__AIM__
Scan the lines below for the word "γνώμη". Copy each line you find it in.

__Stored entries__
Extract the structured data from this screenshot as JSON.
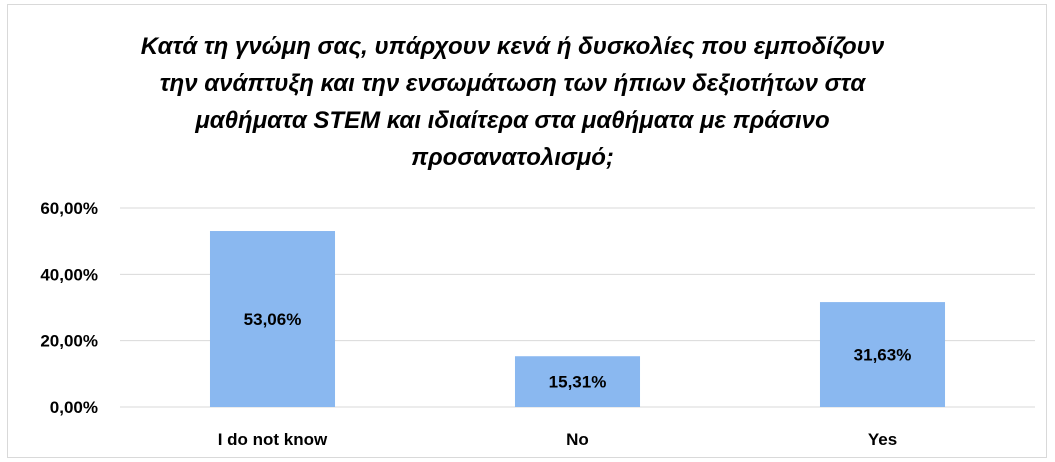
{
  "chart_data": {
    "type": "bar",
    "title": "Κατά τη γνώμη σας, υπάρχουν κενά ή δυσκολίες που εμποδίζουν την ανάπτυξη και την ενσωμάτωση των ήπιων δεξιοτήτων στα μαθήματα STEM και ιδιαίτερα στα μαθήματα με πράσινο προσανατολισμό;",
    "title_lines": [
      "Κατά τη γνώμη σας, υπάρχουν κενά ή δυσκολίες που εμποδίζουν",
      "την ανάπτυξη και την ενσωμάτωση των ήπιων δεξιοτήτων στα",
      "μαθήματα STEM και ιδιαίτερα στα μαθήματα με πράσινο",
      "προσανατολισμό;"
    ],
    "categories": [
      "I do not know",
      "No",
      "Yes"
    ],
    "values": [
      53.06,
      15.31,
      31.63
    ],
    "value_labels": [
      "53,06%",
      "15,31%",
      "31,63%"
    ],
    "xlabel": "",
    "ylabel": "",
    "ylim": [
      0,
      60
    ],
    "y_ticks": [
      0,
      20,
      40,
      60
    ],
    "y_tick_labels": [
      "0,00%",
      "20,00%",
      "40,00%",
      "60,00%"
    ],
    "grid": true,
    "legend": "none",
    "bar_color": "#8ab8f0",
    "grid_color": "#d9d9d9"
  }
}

__SOLUTION TO THIS TASK__
    "title": "Κατά τη γνώμη σας, υπάρχουν κενά ή δυσκολίες που εμποδίζουν την ανάπτυξη και την ενσωμάτωση των ήπιων δεξιοτήτων στα μαθήματα STEM και ιδιαίτερα στα μαθήματα με πράσινο προσανατολισμό;",
      "Κατά τη γνώμη σας, υπάρχουν κενά ή δυσκολίες που εμποδίζουν",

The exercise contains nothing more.